_What you have to do_. Count every line that holds the string "incisors", then give that number alone.

_Data entries_.

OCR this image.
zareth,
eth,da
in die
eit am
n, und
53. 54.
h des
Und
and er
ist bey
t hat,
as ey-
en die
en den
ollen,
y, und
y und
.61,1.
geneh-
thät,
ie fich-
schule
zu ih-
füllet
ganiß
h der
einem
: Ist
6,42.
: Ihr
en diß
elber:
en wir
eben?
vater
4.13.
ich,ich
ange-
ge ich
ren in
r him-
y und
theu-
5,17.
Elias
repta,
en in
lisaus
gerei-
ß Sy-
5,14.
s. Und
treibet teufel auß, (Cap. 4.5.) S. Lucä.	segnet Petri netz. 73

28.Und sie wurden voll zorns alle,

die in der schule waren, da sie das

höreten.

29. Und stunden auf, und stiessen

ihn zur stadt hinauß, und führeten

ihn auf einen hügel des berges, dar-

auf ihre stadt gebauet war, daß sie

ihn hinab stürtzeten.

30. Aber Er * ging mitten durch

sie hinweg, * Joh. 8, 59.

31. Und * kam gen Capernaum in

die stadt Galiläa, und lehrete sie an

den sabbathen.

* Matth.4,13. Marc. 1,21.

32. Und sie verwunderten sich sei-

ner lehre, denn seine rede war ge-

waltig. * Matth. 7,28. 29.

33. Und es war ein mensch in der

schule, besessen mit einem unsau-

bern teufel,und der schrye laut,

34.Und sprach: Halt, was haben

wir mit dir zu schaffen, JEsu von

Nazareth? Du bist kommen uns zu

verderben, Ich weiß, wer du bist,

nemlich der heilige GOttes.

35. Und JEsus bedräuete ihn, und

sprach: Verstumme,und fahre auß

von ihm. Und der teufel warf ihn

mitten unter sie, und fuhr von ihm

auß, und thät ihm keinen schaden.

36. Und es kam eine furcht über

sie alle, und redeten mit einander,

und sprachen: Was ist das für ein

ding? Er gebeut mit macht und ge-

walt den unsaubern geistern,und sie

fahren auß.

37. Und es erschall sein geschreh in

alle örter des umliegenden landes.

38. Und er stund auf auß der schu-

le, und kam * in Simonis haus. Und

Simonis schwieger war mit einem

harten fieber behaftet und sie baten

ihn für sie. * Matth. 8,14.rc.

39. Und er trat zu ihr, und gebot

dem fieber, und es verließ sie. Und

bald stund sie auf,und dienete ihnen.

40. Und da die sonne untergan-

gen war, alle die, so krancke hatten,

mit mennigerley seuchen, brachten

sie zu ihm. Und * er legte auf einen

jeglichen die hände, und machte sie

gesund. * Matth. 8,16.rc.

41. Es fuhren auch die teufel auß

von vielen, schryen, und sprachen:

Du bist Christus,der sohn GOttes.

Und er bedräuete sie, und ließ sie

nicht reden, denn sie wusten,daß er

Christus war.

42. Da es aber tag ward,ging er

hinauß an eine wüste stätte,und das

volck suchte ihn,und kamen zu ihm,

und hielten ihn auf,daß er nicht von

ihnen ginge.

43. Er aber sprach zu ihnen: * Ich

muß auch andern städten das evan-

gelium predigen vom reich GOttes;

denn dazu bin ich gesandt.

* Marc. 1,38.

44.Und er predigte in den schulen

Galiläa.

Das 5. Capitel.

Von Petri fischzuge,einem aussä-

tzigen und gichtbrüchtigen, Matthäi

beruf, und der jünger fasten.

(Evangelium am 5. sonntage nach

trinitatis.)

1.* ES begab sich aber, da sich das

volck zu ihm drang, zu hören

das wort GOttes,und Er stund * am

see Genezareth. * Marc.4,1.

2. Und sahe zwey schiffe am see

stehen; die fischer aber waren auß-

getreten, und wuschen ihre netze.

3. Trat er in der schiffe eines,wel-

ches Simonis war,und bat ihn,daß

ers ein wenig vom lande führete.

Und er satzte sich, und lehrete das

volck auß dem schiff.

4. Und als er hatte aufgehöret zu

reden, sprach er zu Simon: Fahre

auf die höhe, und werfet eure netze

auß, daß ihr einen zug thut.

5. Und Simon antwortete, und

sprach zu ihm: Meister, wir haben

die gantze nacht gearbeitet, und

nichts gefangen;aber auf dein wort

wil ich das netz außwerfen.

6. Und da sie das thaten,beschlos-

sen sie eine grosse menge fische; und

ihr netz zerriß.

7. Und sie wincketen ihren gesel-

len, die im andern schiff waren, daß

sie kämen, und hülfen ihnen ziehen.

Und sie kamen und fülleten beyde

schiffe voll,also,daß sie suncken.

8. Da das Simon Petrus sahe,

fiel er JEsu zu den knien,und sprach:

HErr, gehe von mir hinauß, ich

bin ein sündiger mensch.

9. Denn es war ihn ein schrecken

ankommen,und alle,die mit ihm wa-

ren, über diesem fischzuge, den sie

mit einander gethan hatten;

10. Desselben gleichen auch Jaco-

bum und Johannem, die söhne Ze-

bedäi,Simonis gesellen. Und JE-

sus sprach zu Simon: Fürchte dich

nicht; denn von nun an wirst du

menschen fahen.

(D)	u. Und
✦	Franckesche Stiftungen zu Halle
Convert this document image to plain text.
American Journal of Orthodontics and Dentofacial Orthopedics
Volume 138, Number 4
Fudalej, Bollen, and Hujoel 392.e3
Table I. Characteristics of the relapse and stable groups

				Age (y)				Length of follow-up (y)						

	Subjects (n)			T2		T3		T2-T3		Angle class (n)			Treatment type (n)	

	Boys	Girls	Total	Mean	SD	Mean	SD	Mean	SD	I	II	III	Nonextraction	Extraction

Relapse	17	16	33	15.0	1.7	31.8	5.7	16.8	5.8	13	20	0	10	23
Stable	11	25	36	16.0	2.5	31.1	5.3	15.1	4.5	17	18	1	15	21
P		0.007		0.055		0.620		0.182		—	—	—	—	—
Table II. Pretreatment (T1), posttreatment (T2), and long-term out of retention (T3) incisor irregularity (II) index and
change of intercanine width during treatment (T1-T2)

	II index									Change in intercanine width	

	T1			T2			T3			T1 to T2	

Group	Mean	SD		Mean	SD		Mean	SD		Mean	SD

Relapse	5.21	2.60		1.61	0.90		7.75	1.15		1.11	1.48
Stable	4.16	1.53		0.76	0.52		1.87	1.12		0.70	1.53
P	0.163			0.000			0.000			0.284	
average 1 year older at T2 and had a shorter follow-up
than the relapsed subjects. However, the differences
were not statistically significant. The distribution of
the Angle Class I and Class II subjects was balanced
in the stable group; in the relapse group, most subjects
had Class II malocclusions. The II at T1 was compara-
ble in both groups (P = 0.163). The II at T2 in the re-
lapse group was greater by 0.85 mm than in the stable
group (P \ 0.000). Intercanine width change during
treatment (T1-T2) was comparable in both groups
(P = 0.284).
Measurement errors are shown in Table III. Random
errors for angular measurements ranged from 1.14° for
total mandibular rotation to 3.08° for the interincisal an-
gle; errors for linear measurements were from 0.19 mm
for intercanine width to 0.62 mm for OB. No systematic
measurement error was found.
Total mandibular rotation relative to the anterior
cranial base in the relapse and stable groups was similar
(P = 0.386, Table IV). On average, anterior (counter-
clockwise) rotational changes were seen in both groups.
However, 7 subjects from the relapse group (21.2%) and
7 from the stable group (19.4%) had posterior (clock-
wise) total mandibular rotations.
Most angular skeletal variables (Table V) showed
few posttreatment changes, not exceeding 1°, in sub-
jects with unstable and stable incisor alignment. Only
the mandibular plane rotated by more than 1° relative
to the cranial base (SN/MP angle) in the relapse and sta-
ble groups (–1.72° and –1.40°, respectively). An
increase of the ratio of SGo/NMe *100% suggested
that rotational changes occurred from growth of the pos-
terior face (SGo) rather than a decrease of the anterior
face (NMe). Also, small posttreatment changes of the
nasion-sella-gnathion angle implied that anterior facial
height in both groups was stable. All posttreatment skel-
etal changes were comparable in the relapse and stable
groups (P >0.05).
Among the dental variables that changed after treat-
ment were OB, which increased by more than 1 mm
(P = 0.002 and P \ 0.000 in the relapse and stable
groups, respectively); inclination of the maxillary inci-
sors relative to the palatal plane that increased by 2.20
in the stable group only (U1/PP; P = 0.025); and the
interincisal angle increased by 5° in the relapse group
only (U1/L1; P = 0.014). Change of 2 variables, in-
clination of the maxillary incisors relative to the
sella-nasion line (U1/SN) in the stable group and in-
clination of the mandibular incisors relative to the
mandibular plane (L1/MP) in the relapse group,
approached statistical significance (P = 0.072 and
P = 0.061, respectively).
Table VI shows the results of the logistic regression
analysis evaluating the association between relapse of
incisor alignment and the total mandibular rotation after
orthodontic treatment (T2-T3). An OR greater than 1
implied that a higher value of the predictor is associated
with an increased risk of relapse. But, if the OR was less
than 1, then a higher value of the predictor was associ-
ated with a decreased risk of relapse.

_Complete output_. 2